Task: Below is some material; transcribe all of it exactly.

Material provided:
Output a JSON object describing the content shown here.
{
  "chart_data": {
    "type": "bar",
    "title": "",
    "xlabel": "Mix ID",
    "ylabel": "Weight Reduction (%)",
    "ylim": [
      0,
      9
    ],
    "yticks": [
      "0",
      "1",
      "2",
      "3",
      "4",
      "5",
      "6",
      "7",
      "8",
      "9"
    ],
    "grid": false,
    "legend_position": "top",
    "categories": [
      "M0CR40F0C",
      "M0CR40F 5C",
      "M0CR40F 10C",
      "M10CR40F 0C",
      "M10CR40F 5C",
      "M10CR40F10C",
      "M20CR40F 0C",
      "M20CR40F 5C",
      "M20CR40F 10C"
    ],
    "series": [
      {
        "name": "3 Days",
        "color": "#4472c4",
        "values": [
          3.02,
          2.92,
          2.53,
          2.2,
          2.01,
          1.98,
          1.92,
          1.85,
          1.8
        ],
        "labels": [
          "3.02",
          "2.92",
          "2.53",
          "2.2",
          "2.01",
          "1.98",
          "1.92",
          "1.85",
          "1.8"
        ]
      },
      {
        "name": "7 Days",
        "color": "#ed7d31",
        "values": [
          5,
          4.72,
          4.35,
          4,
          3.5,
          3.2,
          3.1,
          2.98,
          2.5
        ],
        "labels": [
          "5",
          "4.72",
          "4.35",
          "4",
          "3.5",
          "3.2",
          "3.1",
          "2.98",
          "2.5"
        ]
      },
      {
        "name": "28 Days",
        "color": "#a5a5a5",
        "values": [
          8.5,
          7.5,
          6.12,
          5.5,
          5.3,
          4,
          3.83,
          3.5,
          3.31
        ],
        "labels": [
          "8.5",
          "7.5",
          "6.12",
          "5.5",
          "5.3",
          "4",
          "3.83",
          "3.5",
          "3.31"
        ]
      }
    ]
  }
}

Task output:
Output a JSON object describing the content shown here.
{
  "chart_data": {
    "type": "bar",
    "title": "",
    "xlabel": "Mix ID",
    "ylabel": "Weight Reduction (%)",
    "ylim": [
      0,
      9
    ],
    "yticks": [
      "0",
      "1",
      "2",
      "3",
      "4",
      "5",
      "6",
      "7",
      "8",
      "9"
    ],
    "grid": false,
    "legend_position": "top",
    "categories": [
      "M0CR40F0C",
      "M0CR40F 5C",
      "M0CR40F 10C",
      "M10CR40F 0C",
      "M10CR40F 5C",
      "M10CR40F10C",
      "M20CR40F 0C",
      "M20CR40F 5C",
      "M20CR40F 10C"
    ],
    "series": [
      {
        "name": "3 Days",
        "color": "#4472c4",
        "values": [
          3.02,
          2.92,
          2.53,
          2.2,
          2.01,
          1.98,
          1.92,
          1.85,
          1.8
        ],
        "labels": [
          "3.02",
          "2.92",
          "2.53",
          "2.2",
          "2.01",
          "1.98",
          "1.92",
          "1.85",
          "1.8"
        ]
      },
      {
        "name": "7 Days",
        "color": "#ed7d31",
        "values": [
          5,
          4.72,
          4.35,
          4,
          3.5,
          3.2,
          3.1,
          2.98,
          2.5
        ],
        "labels": [
          "5",
          "4.72",
          "4.35",
          "4",
          "3.5",
          "3.2",
          "3.1",
          "2.98",
          "2.5"
        ]
      },
      {
        "name": "28 Days",
        "color": "#a5a5a5",
        "values": [
          8.5,
          7.5,
          6.12,
          5.5,
          5.3,
          4,
          3.83,
          3.5,
          3.31
        ],
        "labels": [
          "8.5",
          "7.5",
          "6.12",
          "5.5",
          "5.3",
          "4",
          "3.83",
          "3.5",
          "3.31"
        ]
      }
    ]
  }
}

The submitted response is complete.